**DATASET**:
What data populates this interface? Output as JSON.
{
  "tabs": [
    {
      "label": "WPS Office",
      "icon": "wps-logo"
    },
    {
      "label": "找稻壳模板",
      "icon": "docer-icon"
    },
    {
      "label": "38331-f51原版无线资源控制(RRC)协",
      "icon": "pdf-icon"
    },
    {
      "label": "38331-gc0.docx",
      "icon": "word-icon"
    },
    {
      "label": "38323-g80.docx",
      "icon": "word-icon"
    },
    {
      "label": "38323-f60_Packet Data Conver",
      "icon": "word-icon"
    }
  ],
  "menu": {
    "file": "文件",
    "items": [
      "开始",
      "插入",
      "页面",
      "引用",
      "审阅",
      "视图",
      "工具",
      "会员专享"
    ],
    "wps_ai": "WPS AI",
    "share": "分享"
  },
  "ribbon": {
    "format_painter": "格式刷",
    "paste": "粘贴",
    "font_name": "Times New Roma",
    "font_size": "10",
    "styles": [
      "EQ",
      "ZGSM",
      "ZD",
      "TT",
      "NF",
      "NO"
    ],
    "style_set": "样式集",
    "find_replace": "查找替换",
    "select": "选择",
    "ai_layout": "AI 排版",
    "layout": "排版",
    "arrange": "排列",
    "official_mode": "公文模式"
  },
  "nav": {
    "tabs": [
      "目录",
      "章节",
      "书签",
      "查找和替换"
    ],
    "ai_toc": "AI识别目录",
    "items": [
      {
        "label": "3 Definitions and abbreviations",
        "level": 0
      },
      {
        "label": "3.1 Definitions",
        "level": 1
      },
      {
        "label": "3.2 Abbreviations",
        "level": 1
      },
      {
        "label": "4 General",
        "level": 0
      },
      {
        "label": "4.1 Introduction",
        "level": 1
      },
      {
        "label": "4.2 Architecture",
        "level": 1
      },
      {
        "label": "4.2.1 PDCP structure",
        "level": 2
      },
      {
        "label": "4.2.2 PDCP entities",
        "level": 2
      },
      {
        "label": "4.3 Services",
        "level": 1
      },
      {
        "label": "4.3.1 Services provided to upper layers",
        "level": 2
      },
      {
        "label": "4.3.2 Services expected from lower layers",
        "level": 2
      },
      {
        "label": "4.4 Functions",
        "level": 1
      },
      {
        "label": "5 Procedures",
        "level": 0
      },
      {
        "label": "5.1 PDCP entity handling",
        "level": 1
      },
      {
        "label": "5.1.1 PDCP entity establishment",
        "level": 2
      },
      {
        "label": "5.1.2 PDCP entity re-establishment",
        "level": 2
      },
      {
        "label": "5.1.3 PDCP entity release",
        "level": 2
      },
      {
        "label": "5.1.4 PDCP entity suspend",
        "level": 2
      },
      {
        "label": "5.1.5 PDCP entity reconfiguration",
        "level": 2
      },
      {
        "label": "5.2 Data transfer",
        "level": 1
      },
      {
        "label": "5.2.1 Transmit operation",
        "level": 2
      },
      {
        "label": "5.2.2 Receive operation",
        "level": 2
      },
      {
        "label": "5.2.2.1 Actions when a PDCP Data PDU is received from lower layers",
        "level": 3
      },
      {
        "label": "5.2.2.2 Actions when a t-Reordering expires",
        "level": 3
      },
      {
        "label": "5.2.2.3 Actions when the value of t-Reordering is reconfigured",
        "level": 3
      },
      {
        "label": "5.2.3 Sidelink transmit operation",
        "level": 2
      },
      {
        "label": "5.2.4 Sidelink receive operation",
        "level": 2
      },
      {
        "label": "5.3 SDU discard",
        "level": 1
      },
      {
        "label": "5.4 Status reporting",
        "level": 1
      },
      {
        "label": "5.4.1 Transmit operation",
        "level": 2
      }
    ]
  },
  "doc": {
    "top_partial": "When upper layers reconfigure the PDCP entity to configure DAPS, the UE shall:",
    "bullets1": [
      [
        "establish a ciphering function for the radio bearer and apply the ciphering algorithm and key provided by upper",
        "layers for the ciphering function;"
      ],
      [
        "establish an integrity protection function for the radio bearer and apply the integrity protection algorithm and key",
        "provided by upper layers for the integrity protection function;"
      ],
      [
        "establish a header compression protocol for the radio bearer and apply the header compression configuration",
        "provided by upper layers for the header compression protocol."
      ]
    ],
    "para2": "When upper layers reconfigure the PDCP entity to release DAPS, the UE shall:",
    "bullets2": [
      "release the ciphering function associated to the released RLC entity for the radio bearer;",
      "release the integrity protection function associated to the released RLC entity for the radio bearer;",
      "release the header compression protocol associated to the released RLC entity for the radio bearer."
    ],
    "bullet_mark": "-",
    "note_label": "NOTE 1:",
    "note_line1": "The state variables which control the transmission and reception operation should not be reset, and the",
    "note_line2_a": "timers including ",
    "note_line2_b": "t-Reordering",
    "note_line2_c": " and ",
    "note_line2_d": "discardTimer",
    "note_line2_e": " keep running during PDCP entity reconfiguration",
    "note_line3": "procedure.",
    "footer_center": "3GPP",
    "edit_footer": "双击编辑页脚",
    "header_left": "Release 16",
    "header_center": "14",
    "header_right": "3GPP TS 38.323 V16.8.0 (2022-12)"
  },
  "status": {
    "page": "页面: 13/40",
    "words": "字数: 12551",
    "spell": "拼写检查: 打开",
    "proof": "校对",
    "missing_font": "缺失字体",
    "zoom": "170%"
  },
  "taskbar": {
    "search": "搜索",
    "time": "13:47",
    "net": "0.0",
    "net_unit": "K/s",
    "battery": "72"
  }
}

**SHORT EXERCISE**: Quote the material exactly, leaving nothing out.

**EXPECTED ANSWER**:
What data populates this interface? Output as JSON.
{
  "tabs": [
    {
      "label": "WPS Office",
      "icon": "wps-logo"
    },
    {
      "label": "找稻壳模板",
      "icon": "docer-icon"
    },
    {
      "label": "38331-f51原版无线资源控制(RRC)协",
      "icon": "pdf-icon"
    },
    {
      "label": "38331-gc0.docx",
      "icon": "word-icon"
    },
    {
      "label": "38323-g80.docx",
      "icon": "word-icon"
    },
    {
      "label": "38323-f60_Packet Data Conver",
      "icon": "word-icon"
    }
  ],
  "menu": {
    "file": "文件",
    "items": [
      "开始",
      "插入",
      "页面",
      "引用",
      "审阅",
      "视图",
      "工具",
      "会员专享"
    ],
    "wps_ai": "WPS AI",
    "share": "分享"
  },
  "ribbon": {
    "format_painter": "格式刷",
    "paste": "粘贴",
    "font_name": "Times New Roma",
    "font_size": "10",
    "styles": [
      "EQ",
      "ZGSM",
      "ZD",
      "TT",
      "NF",
      "NO"
    ],
    "style_set": "样式集",
    "find_replace": "查找替换",
    "select": "选择",
    "ai_layout": "AI 排版",
    "layout": "排版",
    "arrange": "排列",
    "official_mode": "公文模式"
  },
  "nav": {
    "tabs": [
      "目录",
      "章节",
      "书签",
      "查找和替换"
    ],
    "ai_toc": "AI识别目录",
    "items": [
      {
        "label": "3 Definitions and abbreviations",
        "level": 0
      },
      {
        "label": "3.1 Definitions",
        "level": 1
      },
      {
        "label": "3.2 Abbreviations",
        "level": 1
      },
      {
        "label": "4 General",
        "level": 0
      },
      {
        "label": "4.1 Introduction",
        "level": 1
      },
      {
        "label": "4.2 Architecture",
        "level": 1
      },
      {
        "label": "4.2.1 PDCP structure",
        "level": 2
      },
      {
        "label": "4.2.2 PDCP entities",
        "level": 2
      },
      {
        "label": "4.3 Services",
        "level": 1
      },
      {
        "label": "4.3.1 Services provided to upper layers",
        "level": 2
      },
      {
        "label": "4.3.2 Services expected from lower layers",
        "level": 2
      },
      {
        "label": "4.4 Functions",
        "level": 1
      },
      {
        "label": "5 Procedures",
        "level": 0
      },
      {
        "label": "5.1 PDCP entity handling",
        "level": 1
      },
      {
        "label": "5.1.1 PDCP entity establishment",
        "level": 2
      },
      {
        "label": "5.1.2 PDCP entity re-establishment",
        "level": 2
      },
      {
        "label": "5.1.3 PDCP entity release",
        "level": 2
      },
      {
        "label": "5.1.4 PDCP entity suspend",
        "level": 2
      },
      {
        "label": "5.1.5 PDCP entity reconfiguration",
        "level": 2
      },
      {
        "label": "5.2 Data transfer",
        "level": 1
      },
      {
        "label": "5.2.1 Transmit operation",
        "level": 2
      },
      {
        "label": "5.2.2 Receive operation",
        "level": 2
      },
      {
        "label": "5.2.2.1 Actions when a PDCP Data PDU is received from lower layers",
        "level": 3
      },
      {
        "label": "5.2.2.2 Actions when a t-Reordering expires",
        "level": 3
      },
      {
        "label": "5.2.2.3 Actions when the value of t-Reordering is reconfigured",
        "level": 3
      },
      {
        "label": "5.2.3 Sidelink transmit operation",
        "level": 2
      },
      {
        "label": "5.2.4 Sidelink receive operation",
        "level": 2
      },
      {
        "label": "5.3 SDU discard",
        "level": 1
      },
      {
        "label": "5.4 Status reporting",
        "level": 1
      },
      {
        "label": "5.4.1 Transmit operation",
        "level": 2
      }
    ]
  },
  "doc": {
    "top_partial": "When upper layers reconfigure the PDCP entity to configure DAPS, the UE shall:",
    "bullets1": [
      [
        "establish a ciphering function for the radio bearer and apply the ciphering algorithm and key provided by upper",
        "layers for the ciphering function;"
      ],
      [
        "establish an integrity protection function for the radio bearer and apply the integrity protection algorithm and key",
        "provided by upper layers for the integrity protection function;"
      ],
      [
        "establish a header compression protocol for the radio bearer and apply the header compression configuration",
        "provided by upper layers for the header compression protocol."
      ]
    ],
    "para2": "When upper layers reconfigure the PDCP entity to release DAPS, the UE shall:",
    "bullets2": [
      "release the ciphering function associated to the released RLC entity for the radio bearer;",
      "release the integrity protection function associated to the released RLC entity for the radio bearer;",
      "release the header compression protocol associated to the released RLC entity for the radio bearer."
    ],
    "bullet_mark": "-",
    "note_label": "NOTE 1:",
    "note_line1": "The state variables which control the transmission and reception operation should not be reset, and the",
    "note_line2_a": "timers including ",
    "note_line2_b": "t-Reordering",
    "note_line2_c": " and ",
    "note_line2_d": "discardTimer",
    "note_line2_e": " keep running during PDCP entity reconfiguration",
    "note_line3": "procedure.",
    "footer_center": "3GPP",
    "edit_footer": "双击编辑页脚",
    "header_left": "Release 16",
    "header_center": "14",
    "header_right": "3GPP TS 38.323 V16.8.0 (2022-12)"
  },
  "status": {
    "page": "页面: 13/40",
    "words": "字数: 12551",
    "spell": "拼写检查: 打开",
    "proof": "校对",
    "missing_font": "缺失字体",
    "zoom": "170%"
  },
  "taskbar": {
    "search": "搜索",
    "time": "13:47",
    "net": "0.0",
    "net_unit": "K/s",
    "battery": "72"
  }
}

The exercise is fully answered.